Set exercise: Say how many lines contain "språk"; the answer is the number alone.

Supplied entries:
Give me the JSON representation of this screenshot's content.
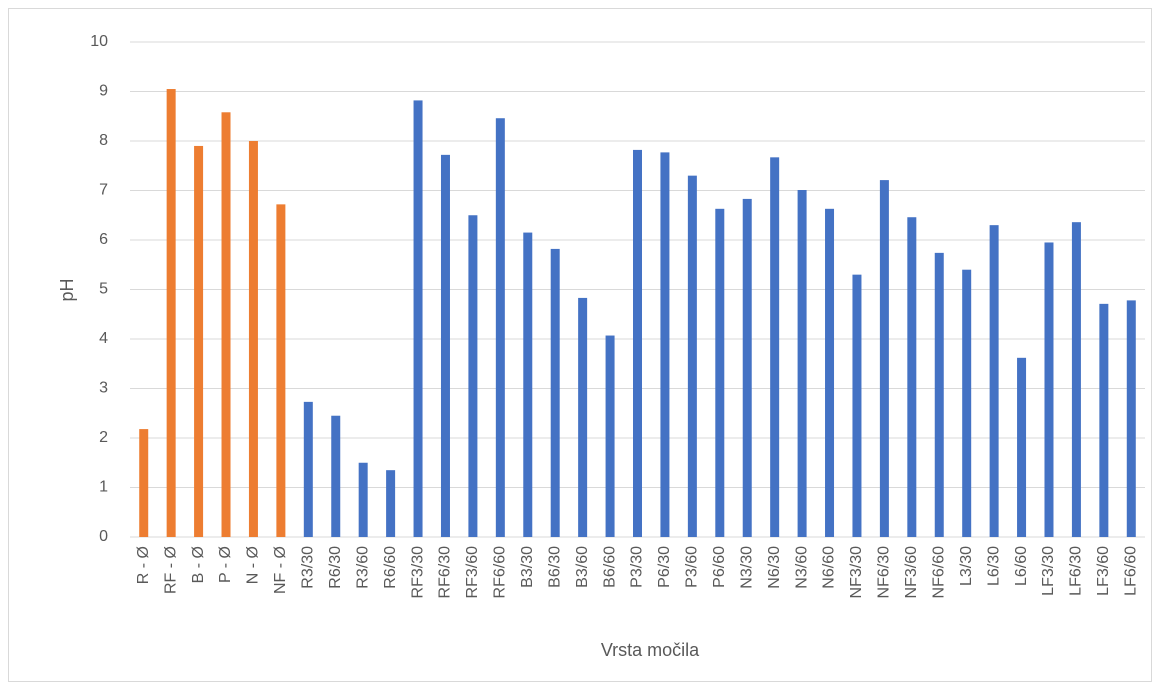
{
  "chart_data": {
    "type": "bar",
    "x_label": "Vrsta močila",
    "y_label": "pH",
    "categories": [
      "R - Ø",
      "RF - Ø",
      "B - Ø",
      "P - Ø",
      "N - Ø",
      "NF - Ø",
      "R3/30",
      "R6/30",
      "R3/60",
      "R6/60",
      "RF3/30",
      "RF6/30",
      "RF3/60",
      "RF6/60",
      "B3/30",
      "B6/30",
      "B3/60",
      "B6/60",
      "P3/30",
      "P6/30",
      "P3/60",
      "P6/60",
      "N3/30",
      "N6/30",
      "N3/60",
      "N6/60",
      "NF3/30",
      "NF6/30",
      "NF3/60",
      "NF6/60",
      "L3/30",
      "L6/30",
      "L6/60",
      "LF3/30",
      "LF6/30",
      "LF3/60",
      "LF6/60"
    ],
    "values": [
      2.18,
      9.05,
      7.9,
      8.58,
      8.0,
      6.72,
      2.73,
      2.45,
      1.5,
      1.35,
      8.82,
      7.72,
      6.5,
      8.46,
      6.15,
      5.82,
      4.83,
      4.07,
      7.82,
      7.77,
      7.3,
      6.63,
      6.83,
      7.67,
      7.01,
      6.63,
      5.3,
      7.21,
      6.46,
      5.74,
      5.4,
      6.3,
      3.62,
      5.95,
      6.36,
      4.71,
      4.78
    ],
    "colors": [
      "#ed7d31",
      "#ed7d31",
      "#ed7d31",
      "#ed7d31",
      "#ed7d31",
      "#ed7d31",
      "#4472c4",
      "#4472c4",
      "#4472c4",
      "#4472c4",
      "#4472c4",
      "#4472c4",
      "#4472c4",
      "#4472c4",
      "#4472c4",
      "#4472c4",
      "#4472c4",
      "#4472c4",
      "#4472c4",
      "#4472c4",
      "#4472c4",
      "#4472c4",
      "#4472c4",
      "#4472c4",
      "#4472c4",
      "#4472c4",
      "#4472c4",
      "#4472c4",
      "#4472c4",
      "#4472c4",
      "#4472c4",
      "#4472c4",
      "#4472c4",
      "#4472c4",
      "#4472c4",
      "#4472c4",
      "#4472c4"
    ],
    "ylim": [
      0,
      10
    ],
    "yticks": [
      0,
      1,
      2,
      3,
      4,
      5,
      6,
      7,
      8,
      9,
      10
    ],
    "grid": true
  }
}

==

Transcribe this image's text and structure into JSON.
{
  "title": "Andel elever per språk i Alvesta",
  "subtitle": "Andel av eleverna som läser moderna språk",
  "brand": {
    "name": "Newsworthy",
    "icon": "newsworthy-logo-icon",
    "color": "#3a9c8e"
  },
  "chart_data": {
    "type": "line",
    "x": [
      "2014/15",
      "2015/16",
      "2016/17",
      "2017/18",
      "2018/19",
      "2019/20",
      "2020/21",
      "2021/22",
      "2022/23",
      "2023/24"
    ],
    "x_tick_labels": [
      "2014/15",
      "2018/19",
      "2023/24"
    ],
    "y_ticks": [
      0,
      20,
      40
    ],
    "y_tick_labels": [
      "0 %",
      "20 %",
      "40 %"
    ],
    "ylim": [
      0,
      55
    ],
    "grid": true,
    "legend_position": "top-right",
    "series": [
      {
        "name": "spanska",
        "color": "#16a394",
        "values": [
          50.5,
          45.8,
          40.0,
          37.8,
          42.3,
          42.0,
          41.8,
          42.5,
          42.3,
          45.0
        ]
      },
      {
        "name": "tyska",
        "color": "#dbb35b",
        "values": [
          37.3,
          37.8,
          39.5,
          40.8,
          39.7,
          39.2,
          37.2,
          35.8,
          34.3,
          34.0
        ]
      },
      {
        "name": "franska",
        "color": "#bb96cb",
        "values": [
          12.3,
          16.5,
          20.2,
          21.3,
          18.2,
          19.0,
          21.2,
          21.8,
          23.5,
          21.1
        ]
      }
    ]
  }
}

...

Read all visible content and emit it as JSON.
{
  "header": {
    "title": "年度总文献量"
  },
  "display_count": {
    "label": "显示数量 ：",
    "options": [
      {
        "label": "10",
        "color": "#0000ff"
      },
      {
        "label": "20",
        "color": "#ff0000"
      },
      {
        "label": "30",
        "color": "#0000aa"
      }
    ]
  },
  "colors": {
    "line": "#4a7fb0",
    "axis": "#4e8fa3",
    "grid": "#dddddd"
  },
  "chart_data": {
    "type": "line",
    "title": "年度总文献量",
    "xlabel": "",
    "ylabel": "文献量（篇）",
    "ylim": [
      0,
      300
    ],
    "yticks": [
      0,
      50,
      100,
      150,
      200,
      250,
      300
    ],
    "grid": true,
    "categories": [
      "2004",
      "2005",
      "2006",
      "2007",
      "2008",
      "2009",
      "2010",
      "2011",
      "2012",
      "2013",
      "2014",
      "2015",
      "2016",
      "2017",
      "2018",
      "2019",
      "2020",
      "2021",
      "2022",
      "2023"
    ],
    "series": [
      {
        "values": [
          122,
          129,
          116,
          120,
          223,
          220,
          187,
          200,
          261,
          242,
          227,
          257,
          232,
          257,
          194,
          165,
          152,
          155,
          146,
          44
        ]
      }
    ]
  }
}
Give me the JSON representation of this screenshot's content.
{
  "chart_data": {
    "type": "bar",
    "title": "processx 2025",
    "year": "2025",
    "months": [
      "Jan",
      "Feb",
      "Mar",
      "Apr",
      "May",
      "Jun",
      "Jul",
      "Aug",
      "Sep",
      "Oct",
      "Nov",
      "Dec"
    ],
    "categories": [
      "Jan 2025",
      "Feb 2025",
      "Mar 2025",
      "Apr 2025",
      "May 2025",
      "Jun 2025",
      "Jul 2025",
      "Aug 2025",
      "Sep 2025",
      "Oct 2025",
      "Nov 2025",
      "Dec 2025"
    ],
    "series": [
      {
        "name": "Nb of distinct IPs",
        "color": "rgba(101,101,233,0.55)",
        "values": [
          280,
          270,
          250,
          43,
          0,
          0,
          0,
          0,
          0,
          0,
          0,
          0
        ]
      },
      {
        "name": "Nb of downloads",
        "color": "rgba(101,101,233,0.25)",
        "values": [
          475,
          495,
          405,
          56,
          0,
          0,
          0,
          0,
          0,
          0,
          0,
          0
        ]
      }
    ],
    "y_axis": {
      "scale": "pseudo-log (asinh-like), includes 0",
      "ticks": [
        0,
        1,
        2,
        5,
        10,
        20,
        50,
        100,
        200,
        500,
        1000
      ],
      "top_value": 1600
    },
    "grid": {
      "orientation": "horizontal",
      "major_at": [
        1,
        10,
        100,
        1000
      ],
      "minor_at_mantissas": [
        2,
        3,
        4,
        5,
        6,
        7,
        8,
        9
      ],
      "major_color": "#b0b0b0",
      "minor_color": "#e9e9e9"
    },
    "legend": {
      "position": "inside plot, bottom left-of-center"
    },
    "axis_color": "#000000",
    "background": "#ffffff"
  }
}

In response: 2